◆ **Records for processing**
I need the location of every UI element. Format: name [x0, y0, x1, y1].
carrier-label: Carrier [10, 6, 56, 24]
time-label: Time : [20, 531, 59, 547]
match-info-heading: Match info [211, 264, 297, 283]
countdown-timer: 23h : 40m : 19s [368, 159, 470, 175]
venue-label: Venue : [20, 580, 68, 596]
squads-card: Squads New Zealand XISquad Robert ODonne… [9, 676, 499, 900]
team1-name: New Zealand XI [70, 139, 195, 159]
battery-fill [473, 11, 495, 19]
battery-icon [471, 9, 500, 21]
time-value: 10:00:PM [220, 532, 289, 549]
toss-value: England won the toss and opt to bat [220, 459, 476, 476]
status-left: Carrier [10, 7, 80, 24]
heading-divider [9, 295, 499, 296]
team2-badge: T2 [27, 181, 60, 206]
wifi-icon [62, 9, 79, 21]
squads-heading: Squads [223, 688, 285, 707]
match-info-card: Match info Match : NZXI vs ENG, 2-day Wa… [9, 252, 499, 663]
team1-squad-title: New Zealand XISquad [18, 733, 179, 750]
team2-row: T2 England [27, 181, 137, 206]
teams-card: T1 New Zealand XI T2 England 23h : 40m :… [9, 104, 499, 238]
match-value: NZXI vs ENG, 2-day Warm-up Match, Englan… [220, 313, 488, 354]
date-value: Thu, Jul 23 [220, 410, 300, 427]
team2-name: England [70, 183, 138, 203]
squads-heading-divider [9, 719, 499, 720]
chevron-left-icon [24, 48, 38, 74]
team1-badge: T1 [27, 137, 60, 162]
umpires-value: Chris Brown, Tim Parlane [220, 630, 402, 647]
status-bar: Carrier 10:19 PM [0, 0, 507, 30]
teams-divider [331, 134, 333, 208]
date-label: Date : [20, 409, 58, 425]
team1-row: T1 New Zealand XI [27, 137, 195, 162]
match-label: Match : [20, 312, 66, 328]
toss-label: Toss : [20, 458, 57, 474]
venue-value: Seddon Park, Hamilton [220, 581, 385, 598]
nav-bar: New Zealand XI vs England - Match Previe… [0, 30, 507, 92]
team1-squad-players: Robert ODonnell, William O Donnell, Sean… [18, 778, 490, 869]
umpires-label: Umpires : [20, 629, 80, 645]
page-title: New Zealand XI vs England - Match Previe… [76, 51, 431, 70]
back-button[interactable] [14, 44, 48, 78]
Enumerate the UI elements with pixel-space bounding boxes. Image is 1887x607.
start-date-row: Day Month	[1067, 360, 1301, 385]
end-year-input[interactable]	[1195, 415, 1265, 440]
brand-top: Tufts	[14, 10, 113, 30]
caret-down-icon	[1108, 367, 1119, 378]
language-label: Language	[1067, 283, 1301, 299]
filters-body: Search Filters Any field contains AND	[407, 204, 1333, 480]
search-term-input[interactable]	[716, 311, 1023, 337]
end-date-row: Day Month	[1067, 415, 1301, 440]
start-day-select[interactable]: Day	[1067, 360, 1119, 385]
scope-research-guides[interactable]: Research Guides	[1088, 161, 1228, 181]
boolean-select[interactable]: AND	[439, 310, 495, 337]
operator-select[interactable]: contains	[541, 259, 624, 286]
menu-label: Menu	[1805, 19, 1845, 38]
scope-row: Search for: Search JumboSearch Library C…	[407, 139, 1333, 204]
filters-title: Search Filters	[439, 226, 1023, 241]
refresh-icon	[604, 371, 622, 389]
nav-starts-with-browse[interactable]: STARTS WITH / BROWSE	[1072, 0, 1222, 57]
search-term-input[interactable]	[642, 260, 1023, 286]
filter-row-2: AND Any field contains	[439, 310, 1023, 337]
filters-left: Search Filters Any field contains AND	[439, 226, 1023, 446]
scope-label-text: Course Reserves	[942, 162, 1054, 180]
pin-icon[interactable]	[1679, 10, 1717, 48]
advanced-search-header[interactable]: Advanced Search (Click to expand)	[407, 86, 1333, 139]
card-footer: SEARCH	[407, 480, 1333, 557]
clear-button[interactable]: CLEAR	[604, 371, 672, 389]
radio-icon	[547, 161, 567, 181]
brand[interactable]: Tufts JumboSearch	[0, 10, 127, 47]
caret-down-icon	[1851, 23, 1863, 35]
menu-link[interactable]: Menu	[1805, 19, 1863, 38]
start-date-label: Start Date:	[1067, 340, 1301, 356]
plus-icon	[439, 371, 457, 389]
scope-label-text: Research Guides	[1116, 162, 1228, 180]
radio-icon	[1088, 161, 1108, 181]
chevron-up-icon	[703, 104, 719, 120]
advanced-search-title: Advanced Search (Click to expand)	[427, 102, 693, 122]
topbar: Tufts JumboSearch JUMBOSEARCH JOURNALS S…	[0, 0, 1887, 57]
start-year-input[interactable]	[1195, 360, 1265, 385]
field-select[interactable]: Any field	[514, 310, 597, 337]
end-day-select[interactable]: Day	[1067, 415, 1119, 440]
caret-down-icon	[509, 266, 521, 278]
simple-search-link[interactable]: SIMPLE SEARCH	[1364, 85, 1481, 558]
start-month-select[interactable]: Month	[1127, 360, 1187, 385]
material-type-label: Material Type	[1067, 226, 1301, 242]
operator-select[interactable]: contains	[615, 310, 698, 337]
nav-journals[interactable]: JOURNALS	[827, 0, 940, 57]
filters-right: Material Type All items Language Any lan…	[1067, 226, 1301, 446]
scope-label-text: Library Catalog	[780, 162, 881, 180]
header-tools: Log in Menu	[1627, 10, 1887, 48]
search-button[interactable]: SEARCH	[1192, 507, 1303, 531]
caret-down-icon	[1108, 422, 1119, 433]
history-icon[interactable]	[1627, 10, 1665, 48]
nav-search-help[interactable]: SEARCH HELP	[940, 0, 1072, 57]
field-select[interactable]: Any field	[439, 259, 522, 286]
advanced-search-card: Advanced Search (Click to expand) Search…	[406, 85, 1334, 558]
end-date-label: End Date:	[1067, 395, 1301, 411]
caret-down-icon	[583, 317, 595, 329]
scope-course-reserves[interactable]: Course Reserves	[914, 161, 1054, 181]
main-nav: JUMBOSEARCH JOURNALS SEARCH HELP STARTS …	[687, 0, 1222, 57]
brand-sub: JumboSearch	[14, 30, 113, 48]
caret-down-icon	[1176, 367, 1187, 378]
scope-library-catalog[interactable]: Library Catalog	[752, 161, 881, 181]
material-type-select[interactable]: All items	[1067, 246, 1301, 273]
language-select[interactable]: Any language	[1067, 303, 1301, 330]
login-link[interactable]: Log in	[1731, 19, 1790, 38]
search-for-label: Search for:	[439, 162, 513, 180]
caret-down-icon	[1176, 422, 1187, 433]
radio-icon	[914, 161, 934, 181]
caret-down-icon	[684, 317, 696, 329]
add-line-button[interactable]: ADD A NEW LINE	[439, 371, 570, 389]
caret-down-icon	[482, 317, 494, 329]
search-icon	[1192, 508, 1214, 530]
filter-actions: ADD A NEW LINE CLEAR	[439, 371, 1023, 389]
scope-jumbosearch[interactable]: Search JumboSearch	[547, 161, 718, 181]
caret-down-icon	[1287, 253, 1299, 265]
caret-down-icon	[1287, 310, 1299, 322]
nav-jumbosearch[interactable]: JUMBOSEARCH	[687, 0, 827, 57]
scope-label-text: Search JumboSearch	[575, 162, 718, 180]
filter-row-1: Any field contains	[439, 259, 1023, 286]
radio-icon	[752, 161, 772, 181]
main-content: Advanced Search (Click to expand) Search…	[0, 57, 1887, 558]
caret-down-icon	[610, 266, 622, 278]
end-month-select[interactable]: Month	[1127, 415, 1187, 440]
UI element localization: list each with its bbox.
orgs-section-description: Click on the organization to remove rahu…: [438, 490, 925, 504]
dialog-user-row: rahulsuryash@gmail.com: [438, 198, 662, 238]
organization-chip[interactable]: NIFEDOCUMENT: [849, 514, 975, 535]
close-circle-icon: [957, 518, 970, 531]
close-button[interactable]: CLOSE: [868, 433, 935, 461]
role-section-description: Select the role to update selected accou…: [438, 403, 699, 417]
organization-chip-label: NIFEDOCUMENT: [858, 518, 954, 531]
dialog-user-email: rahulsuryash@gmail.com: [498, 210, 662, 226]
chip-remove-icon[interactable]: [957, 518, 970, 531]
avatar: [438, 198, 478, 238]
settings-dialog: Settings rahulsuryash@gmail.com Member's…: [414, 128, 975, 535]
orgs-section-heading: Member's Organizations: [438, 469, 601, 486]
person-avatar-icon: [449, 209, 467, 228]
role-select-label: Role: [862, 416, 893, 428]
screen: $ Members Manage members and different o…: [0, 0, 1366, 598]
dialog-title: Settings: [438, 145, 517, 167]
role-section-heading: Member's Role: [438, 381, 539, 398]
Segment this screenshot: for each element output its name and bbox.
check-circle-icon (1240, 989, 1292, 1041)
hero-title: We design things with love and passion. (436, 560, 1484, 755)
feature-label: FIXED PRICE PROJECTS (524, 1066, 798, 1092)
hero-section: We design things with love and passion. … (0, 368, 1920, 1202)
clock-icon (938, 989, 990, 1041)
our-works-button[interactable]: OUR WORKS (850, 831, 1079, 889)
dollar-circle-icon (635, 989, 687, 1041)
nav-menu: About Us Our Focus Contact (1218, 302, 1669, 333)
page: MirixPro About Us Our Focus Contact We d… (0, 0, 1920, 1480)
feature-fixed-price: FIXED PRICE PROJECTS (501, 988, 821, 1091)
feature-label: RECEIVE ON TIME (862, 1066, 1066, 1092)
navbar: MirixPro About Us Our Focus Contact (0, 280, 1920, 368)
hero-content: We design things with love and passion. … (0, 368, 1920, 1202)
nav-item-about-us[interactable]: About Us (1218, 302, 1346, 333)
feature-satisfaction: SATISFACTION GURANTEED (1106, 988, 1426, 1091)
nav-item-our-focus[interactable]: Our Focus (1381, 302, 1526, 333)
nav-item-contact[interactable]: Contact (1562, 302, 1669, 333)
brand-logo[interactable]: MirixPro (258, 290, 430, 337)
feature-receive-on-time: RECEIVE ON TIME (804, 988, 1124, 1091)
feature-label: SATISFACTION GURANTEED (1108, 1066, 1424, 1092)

◆ **What you should do**
Write out the lines of the records word for word, from the very first line through the line containing "wifi-icon [62, 9, 79, 21]", and include that line.

◆ **Answer below**
I need the location of every UI element. Format: name [x0, y0, x1, y1].
carrier-label: Carrier [10, 6, 56, 24]
time-label: Time : [20, 531, 59, 547]
match-info-heading: Match info [211, 264, 297, 283]
countdown-timer: 23h : 40m : 19s [368, 159, 470, 175]
venue-label: Venue : [20, 580, 68, 596]
squads-card: Squads New Zealand XISquad Robert ODonne… [9, 676, 499, 900]
team1-name: New Zealand XI [70, 139, 195, 159]
battery-fill [473, 11, 495, 19]
battery-icon [471, 9, 500, 21]
time-value: 10:00:PM [220, 532, 289, 549]
toss-value: England won the toss and opt to bat [220, 459, 476, 476]
status-left: Carrier [10, 7, 80, 24]
heading-divider [9, 295, 499, 296]
team2-badge: T2 [27, 181, 60, 206]
wifi-icon [62, 9, 79, 21]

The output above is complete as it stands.